**Requests**:
**a.** According to the biography of Nicholas Rankin, for how many years did he work for the BBC World Service?
**b.** Write out the passage in the biography from "Dr. Roger Swearingen, left, and" up to and including "Japanese and Spanish.", substituting "Canterbury" for "Ramsgate".

Dr. Roger Swearingen, left, and Nick Rankin discuss R.L.S. in the Hotel Saranac, July 2006. (Photo provided)

Nicholas Rankin was born in 1949 and currently lives in Ramsgate, England, with his wife who is also an author. They have a daughter who lives in France.

Books by Nicholas Rankin (all published by Faber and Faber):

1. “Dead Man’s Chest: Travels After Robert Louis Stevenson” (1987) — Also translated into Spanish and one part into French.

2. “Telegram from Guernica: the Extraordinary Life of George Steer, War Correspondent” (2003) — Translated into Japanese and Spanish.

3. “Churchill’s Wizards: the British Genius for Deception, 1914-1945” (2008) — Translated into Arabic. (U.S. title, published by Oxford University Press in 2009: “A Genius for Deception: How Cunning Helped the British Win Two World Wars.”)

4. “Ian Fleming’s Commandos: the Story of 30 Assault Unit in WWII” (2011) — Translated into Polish. (Also published in U.S. by OUP in 2012.)

5. “Defending the Rock: How Gibraltar Defeated Hitler” (2017) — Paperback sub-title in 2018: “Gibraltar and the Second World War.”

6. “Trapped in History: Kenya, Mau Mau and Me” (forthcoming, November 2023) — Although he was born in England, Rankin spent his childhood–from age 4 to 13–in colonial Kenya, some of it during the “Emergency” period of the Mau Mau uprising against European rule.

Rankin is a Fellow of the Royal Society of Literature, a Life Member of the National Union of Journalists and sits on the Management Committee of Britain’s Society of Authors.

Radio work

Nick Rankin — his broadcasting name — worked for the BBC World Service for 20 years from 1986 to 2006. Starting as a scriptwriter in Central Talks and Features, he rose to be chief producer, Features and Arts, making scores of documentaries on all kinds of subjects–cultural, historical, literary, scientific, etc–for international audiences in English radio feature programs that he conceived, researched, compiled, interviewed, edited, wrote, and presented himself. His eight-part radio series “A Green History of the Planet” won two UN awards in the mid-1990s. His six-part series on drugs in nature and culture, Plants of Power, was one of the first to go on-line with illustrations. He continues to present radio programmes as a freelance since leaving the staff of the BBC. Most recently, in December 2022, he fronted an hour-long programme “The World Service is 90!” — a celebration of 90 years of British overseas radio broadcasting.

**Records from a collection**:
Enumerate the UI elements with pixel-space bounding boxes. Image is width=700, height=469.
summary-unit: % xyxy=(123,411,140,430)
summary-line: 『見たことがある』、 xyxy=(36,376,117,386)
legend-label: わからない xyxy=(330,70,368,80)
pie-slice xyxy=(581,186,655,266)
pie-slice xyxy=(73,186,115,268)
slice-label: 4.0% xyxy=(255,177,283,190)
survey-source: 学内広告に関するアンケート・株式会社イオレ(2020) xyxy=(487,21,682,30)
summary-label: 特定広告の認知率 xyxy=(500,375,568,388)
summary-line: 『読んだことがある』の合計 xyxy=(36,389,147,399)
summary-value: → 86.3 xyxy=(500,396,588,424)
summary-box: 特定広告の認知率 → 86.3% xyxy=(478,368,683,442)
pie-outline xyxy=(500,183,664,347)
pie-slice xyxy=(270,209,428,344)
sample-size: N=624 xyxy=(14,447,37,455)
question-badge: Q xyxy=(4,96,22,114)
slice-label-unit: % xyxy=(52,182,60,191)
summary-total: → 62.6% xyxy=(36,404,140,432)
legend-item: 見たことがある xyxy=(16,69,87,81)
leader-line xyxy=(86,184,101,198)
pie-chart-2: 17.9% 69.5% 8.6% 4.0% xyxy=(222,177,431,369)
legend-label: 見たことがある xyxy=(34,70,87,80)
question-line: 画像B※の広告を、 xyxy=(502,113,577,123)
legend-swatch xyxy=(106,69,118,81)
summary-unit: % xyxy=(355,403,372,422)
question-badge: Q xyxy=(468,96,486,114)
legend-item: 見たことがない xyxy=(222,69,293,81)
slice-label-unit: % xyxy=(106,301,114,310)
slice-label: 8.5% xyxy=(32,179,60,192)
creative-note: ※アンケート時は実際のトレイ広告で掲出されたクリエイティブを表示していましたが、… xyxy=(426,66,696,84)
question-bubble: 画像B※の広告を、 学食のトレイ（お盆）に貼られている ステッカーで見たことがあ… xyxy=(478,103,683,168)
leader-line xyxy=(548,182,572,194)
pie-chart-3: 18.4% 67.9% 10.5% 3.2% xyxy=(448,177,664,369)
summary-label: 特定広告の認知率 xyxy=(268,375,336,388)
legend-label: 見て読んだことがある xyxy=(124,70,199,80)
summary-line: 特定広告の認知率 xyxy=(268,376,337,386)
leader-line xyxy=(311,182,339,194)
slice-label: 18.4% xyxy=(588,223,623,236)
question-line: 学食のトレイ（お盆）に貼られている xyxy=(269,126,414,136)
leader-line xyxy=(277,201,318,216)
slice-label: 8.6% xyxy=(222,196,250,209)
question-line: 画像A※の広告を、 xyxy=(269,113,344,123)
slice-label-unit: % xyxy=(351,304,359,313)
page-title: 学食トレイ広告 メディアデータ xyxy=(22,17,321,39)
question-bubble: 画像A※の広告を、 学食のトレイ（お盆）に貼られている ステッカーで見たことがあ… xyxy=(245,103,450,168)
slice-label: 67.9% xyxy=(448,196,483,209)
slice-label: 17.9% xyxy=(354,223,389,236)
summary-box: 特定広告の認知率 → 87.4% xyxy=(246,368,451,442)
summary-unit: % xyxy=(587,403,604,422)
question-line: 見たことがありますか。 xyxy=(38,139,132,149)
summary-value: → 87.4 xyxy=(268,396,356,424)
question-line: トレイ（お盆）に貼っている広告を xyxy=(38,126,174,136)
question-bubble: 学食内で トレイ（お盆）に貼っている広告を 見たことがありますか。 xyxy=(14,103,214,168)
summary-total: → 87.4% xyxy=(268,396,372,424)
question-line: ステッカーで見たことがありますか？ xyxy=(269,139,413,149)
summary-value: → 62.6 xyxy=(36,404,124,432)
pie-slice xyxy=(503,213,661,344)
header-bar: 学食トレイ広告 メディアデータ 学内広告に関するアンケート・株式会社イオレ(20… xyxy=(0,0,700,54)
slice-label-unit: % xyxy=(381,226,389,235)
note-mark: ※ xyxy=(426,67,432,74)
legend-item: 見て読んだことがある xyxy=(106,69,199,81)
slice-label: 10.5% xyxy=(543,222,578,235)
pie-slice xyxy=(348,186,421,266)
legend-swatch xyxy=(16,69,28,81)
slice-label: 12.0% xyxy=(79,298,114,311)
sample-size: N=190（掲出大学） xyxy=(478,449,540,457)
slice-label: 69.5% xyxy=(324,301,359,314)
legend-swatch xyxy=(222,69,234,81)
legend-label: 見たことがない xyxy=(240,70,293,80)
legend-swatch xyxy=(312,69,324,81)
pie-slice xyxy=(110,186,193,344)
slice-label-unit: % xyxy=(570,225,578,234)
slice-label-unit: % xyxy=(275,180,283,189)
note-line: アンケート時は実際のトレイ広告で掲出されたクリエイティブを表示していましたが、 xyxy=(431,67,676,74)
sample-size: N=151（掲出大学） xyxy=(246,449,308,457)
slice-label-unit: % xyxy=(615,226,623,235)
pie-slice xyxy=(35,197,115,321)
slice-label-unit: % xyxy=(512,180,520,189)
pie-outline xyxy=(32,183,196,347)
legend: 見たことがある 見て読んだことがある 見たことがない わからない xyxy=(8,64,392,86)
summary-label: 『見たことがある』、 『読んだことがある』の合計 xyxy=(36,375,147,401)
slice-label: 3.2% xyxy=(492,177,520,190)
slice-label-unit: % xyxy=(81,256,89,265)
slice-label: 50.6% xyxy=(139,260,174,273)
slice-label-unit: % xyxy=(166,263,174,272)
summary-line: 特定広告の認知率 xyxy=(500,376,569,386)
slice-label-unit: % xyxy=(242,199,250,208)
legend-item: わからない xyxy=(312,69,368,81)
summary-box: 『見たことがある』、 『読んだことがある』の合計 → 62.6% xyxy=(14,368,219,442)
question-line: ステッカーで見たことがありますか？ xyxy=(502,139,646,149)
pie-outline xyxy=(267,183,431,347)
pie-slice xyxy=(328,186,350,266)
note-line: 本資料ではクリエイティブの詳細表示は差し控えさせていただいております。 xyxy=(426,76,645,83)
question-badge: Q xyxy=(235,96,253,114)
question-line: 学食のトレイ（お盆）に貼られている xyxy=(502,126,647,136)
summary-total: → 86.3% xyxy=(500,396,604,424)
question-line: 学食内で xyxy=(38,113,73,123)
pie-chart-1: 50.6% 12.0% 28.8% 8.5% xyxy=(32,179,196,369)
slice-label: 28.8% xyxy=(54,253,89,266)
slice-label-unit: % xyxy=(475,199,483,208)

**Expected responses**:
**a.** He worked there for 20 years, from 1986 to 2006.

**b.**
Dr. Roger Swearingen, left, and Nick Rankin discuss R.L.S. in the Hotel Saranac, July 2006. (Photo provided)

Nicholas Rankin was born in 1949 and currently lives in Canterbury, England, with his wife who is also an author. They have a daughter who lives in France.

Books by Nicholas Rankin (all published by Faber and Faber):

1. “Dead Man’s Chest: Travels After Robert Louis Stevenson” (1987) — Also translated into Spanish and one part into French.

2. “Telegram from Guernica: the Extraordinary Life of George Steer, War Correspondent” (2003) — Translated into Japanese and Spanish.